Your objective >>
Below are the records; pull every line that includes "الأرض".

· · ·

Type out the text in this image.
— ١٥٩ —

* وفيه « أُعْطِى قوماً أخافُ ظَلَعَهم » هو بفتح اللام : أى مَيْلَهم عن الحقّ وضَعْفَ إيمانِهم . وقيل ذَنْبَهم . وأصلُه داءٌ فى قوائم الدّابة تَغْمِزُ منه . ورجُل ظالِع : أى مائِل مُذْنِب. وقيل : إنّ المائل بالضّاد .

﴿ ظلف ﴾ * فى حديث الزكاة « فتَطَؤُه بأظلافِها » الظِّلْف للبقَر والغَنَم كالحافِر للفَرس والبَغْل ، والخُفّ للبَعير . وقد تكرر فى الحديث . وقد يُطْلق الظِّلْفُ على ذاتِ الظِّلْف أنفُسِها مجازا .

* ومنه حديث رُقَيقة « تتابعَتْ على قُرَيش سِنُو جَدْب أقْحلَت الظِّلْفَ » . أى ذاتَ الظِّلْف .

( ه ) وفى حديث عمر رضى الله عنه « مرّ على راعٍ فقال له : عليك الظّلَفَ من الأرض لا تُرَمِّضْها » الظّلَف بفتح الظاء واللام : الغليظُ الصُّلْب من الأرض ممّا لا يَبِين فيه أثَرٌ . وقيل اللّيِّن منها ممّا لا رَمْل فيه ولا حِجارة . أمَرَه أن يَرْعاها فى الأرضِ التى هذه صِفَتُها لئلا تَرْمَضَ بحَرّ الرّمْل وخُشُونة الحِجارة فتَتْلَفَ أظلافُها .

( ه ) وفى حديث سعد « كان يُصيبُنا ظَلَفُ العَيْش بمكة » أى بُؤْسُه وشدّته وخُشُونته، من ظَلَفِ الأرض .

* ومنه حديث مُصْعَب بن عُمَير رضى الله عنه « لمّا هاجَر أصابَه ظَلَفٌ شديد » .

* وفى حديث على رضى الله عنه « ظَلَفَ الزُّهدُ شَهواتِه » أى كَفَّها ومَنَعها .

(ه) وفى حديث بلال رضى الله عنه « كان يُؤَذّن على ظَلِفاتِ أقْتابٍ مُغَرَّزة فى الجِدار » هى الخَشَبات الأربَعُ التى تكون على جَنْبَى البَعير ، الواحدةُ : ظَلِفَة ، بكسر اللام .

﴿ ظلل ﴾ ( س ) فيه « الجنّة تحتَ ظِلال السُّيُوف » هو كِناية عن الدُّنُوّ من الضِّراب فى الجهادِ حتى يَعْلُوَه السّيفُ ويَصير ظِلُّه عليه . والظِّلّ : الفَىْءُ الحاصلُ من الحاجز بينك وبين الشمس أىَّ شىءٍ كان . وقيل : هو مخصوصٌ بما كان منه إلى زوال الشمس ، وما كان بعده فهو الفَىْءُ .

· · ·

Completed exercise >>
( ه ) وفى حديث عمر رضى الله عنه « مرّ على راعٍ فقال له : عليك الظّلَفَ من الأرض لا تُرَمِّضْها » الظّلَف بفتح الظاء واللام : الغليظُ الصُّلْب من الأرض ممّا لا يَبِين فيه أثَرٌ . وقيل اللّيِّن منها ممّا لا رَمْل فيه ولا حِجارة . أمَرَه أن يَرْعاها فى الأرضِ التى هذه صِفَتُها لئلا تَرْمَضَ بحَرّ الرّمْل وخُشُونة الحِجارة فتَتْلَفَ أظلافُها .
( ه ) وفى حديث سعد « كان يُصيبُنا ظَلَفُ العَيْش بمكة » أى بُؤْسُه وشدّته وخُشُونته، من ظَلَفِ الأرض .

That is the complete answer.